## [DIRECTIONS]
a: Do the following statements agree with the text on the Codility segment-intersection problem? Answer yes or no for each, quoting the words from the text that decide it.
(i) Comparing every element with all the others gives an O(N square) algorithm.
(ii) The tweaked solution reaches O(N log N) time even in the worst case.
(iii) Values to the left of the first disc center still need to be checked.
b: Continue the text on the Codility segment-intersection problem, starting after its last sentence.

## [TEXT PASSAGE]
────────────────────

This Codility problem, and a first inefficient solution, is described in the previous post. In few words, we have a vector of elements, each of them is representing a segment on the x axis, we want to calculate how many intersections all these segments have among them. Looping on all the elements, and comparing each one to the others is a shiny Big Oh N Square algorithm, that would lead us to horrible performances as the size of the input grows.

Here I try to make that naive solution more acceptable, tweaking a few algorithm details. In some circumstances, this could even lead to an O(N log N) solution that would make anyone happy. Still, the worst case has again a dismaying O(N square) time complexity.

Some considerations

There's no need to check values on the left of the first disc center (i.e.: zero) and on the right of the last one. We can simply cut the trespassing extremes to match that limits, no information is lost.

────────────────────

(Items from a data source)

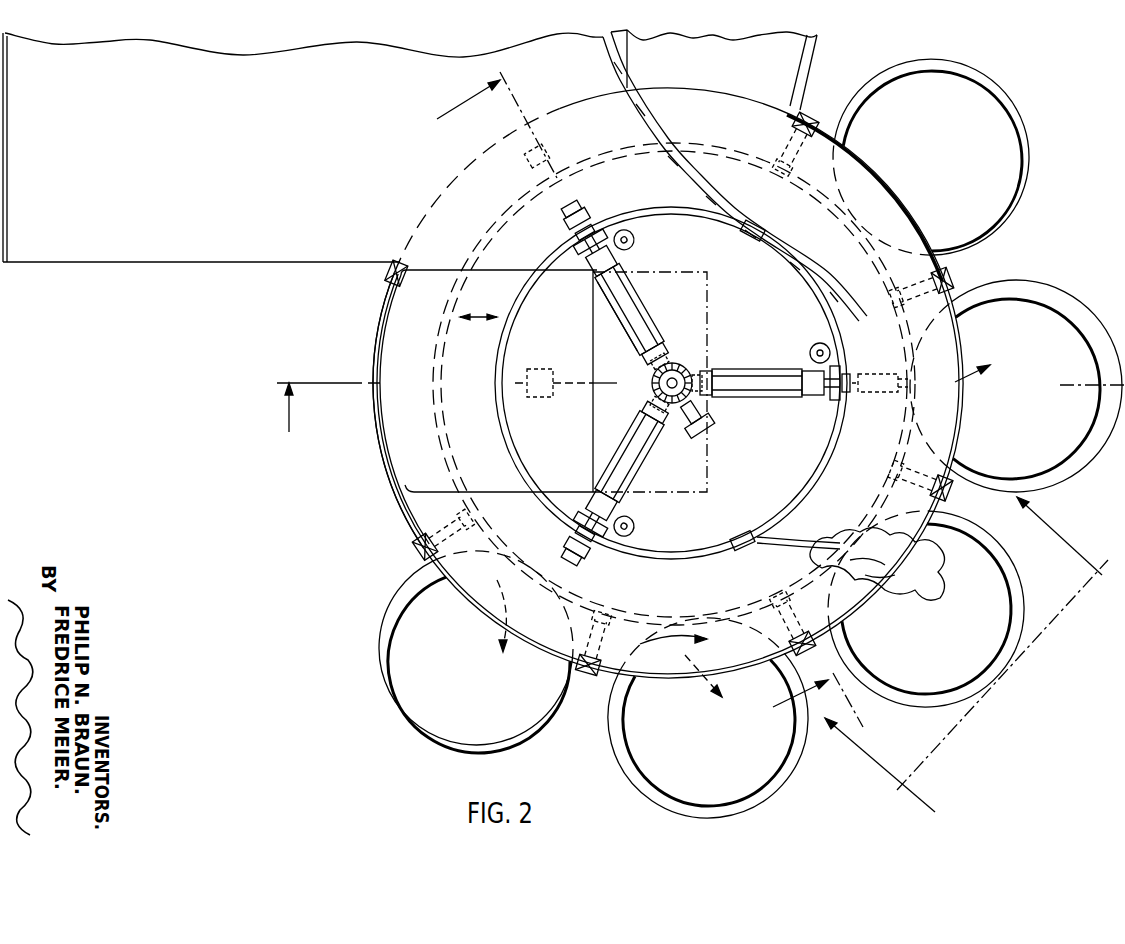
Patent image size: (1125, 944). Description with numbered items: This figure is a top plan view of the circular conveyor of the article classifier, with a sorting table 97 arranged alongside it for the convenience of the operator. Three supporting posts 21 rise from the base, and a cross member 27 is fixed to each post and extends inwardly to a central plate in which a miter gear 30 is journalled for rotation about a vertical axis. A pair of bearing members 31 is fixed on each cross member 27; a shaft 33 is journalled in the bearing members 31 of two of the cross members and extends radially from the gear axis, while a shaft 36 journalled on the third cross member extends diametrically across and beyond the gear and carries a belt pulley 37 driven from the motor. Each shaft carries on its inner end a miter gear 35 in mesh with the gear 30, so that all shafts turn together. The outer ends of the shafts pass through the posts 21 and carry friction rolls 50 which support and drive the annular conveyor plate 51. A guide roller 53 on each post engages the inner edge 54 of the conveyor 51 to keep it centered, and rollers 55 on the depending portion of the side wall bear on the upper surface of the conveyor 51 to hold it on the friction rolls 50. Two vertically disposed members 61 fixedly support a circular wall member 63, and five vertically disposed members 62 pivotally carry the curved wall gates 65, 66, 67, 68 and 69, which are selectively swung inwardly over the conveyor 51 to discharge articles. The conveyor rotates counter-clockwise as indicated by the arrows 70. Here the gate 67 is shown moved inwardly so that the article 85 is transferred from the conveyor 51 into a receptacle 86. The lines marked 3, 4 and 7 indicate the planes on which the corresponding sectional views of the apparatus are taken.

The sorting table 97 is at (276, 142).
The section line 4- 4 is at (638, 399).
The friction roll 50 is at (585, 216).
The guide roller 53 is at (634, 247).
The roller 55 is at (760, 242).
The vertically disposed member 62 is at (812, 110).
The curved wall gate 69 is at (868, 158).
The receptacle 86 is at (1026, 156).
The vertically disposed member 61 is at (392, 267).
The supporting post 21 is at (585, 262).
The shaft 36 is at (628, 297).
The cross member 27 is at (641, 311).
The miter gear 35 is at (679, 362).
The miter gear 30 is at (650, 376).
The bearing member 31 is at (718, 370).
The curved wall gate 68 is at (964, 348).
The section line 3- 3 is at (328, 421).
The circular wall member 63 is at (386, 468).
The shaft 33 is at (625, 463).
The belt pulley 37 is at (712, 423).
The annular conveyor plate 51 is at (873, 478).
The inner edge 54 is at (781, 515).
The curved wall gate 67 is at (802, 546).
The article 85 is at (920, 593).
The section line 7- 7 is at (970, 669).
The curved wall gate 65 is at (470, 606).
The arrow 70 is at (662, 646).
The curved wall gate 66 is at (673, 682).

────────────────────

## [THE ANSWERS]
a:
(i) Yes: "Looping on all the elements, and comparing each one to the others is a shiny Big Oh N Square algorithm"
(ii) No: "Still, the worst case has again a dismaying O(N square) time complexity."
(iii) No: "There's no need to check values on the left of the first disc center (i.e.: zero)"

b:
If we sort the discs, so that the first is the one "more to the left", and the last is "more to the right", we can simplify the comparison among the current one and its next ones, stopping when we find the first non-intersecting couple.

To sort the discs, we should use a buffer container so that we can use the STL sort() function. I am going to use a raw array of std::pair's, where first is the left limit of a disc and second the right one. Notice that the standard states that the default way an interval of pair's is ordered is just what we need.

Refactoring the code
int beta(const std::vector<int>& input)
{
  const SIZE_T SIZE = input.size(); // 1

  if(SIZE < 2)
    return 0;
  if(SIZE > MAX_ELEMENTS)
    return -1;

  std::pair<nt, int> disks[SIZE]; // 2
  for(SIZE_T i = 0; i < SIZE; ++i)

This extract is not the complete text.